* [Supplied data]
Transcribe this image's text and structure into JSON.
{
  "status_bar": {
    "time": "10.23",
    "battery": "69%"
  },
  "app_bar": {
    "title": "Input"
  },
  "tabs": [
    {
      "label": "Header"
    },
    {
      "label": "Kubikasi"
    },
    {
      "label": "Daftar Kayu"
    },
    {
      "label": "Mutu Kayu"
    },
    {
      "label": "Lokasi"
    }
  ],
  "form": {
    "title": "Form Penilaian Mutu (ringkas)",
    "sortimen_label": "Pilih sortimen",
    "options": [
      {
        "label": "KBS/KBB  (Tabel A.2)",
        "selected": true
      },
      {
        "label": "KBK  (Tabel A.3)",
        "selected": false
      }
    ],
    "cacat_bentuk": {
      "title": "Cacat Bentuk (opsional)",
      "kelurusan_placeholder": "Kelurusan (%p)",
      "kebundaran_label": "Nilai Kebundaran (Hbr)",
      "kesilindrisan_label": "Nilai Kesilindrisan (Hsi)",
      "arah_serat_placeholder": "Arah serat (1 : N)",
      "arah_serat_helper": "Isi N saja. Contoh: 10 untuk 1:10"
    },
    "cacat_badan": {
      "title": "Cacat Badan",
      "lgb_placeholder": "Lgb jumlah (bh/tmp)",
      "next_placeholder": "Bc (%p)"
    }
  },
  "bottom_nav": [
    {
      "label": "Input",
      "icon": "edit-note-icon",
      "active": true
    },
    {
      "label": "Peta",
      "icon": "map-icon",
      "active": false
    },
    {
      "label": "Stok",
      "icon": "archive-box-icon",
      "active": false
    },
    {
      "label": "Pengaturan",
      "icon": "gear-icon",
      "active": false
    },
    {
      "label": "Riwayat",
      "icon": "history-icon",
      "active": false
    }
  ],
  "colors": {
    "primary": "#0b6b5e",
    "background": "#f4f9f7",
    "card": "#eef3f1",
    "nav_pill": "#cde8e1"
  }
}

* [Set problem] Return the entries above exactly as they appear.

* [Final result]
Transcribe this image's text and structure into JSON.
{
  "status_bar": {
    "time": "10.23",
    "battery": "69%"
  },
  "app_bar": {
    "title": "Input"
  },
  "tabs": [
    {
      "label": "Header"
    },
    {
      "label": "Kubikasi"
    },
    {
      "label": "Daftar Kayu"
    },
    {
      "label": "Mutu Kayu"
    },
    {
      "label": "Lokasi"
    }
  ],
  "form": {
    "title": "Form Penilaian Mutu (ringkas)",
    "sortimen_label": "Pilih sortimen",
    "options": [
      {
        "label": "KBS/KBB  (Tabel A.2)",
        "selected": true
      },
      {
        "label": "KBK  (Tabel A.3)",
        "selected": false
      }
    ],
    "cacat_bentuk": {
      "title": "Cacat Bentuk (opsional)",
      "kelurusan_placeholder": "Kelurusan (%p)",
      "kebundaran_label": "Nilai Kebundaran (Hbr)",
      "kesilindrisan_label": "Nilai Kesilindrisan (Hsi)",
      "arah_serat_placeholder": "Arah serat (1 : N)",
      "arah_serat_helper": "Isi N saja. Contoh: 10 untuk 1:10"
    },
    "cacat_badan": {
      "title": "Cacat Badan",
      "lgb_placeholder": "Lgb jumlah (bh/tmp)",
      "next_placeholder": "Bc (%p)"
    }
  },
  "bottom_nav": [
    {
      "label": "Input",
      "icon": "edit-note-icon",
      "active": true
    },
    {
      "label": "Peta",
      "icon": "map-icon",
      "active": false
    },
    {
      "label": "Stok",
      "icon": "archive-box-icon",
      "active": false
    },
    {
      "label": "Pengaturan",
      "icon": "gear-icon",
      "active": false
    },
    {
      "label": "Riwayat",
      "icon": "history-icon",
      "active": false
    }
  ],
  "colors": {
    "primary": "#0b6b5e",
    "background": "#f4f9f7",
    "card": "#eef3f1",
    "nav_pill": "#cde8e1"
  }
}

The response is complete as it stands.